→ Data entries:
──────────
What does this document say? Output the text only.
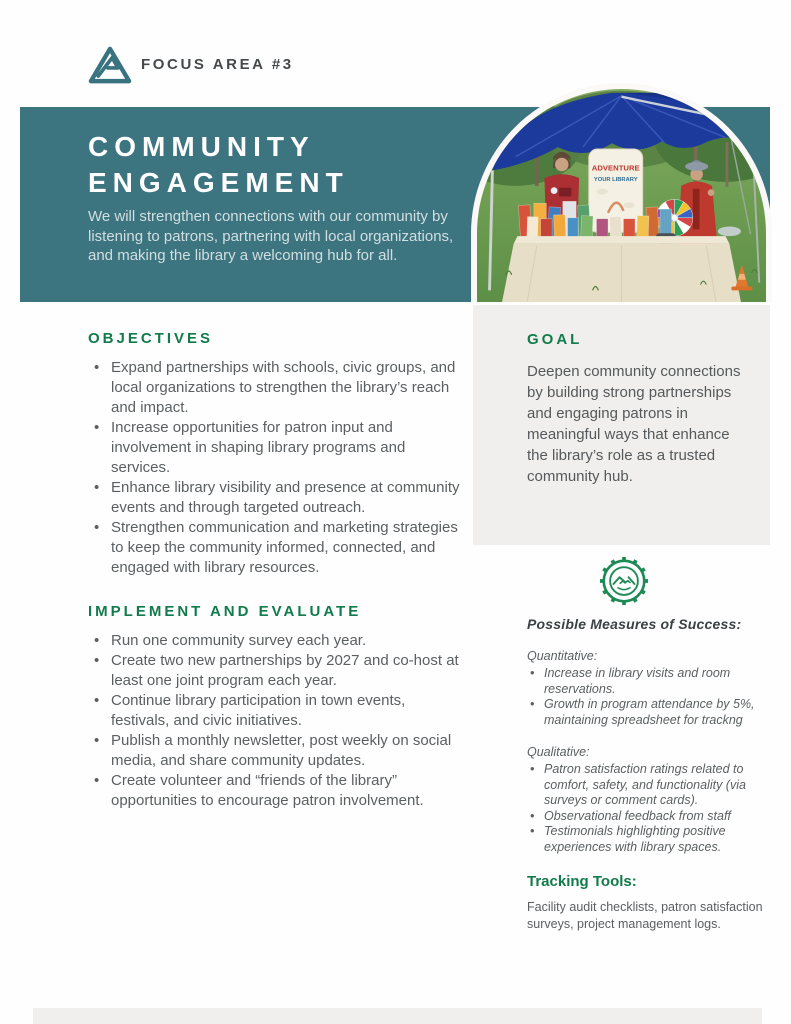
FOCUS AREA #3
COMMUNITY
ENGAGEMENT

We will strengthen connections with our community by listening to patrons, partnering with local organizations, and making the library a welcoming hub for all.

ADVENTURE
YOUR LIBRARY
GOAL

Deepen community connections by building strong partnerships and engaging patrons in meaningful ways that enhance the library’s role as a trusted community hub.

OBJECTIVES
• Expand partnerships with schools, civic groups, and local organizations to strengthen the library’s reach and impact.
• Increase opportunities for patron input and involvement in shaping library programs and services.
• Enhance library visibility and presence at community events and through targeted outreach.
• Strengthen communication and marketing strategies to keep the community informed, connected, and engaged with library resources.
IMPLEMENT AND EVALUATE
• Run one community survey each year.
• Create two new partnerships by 2027 and co-host at least one joint program each year.
• Continue library participation in town events, festivals, and civic initiatives.
• Publish a monthly newsletter, post weekly on social media, and share community updates.
• Create volunteer and “friends of the library” opportunities to encourage patron involvement.

Possible Measures of Success:

Quantitative:

• Increase in library visits and room reservations.
• Growth in program attendance by 5%, maintaining spreadsheet for trackng

Qualitative:

• Patron satisfaction ratings related to comfort, safety, and functionality (via surveys or comment cards).
• Observational feedback from staff
• Testimonials highlighting positive experiences with library spaces.

Tracking Tools:

Facility audit checklists, patron satisfaction surveys, project management logs.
──────────
→ Stated problem: Give only the number of lines in the records that contain the string "local".

→ Written solution: 2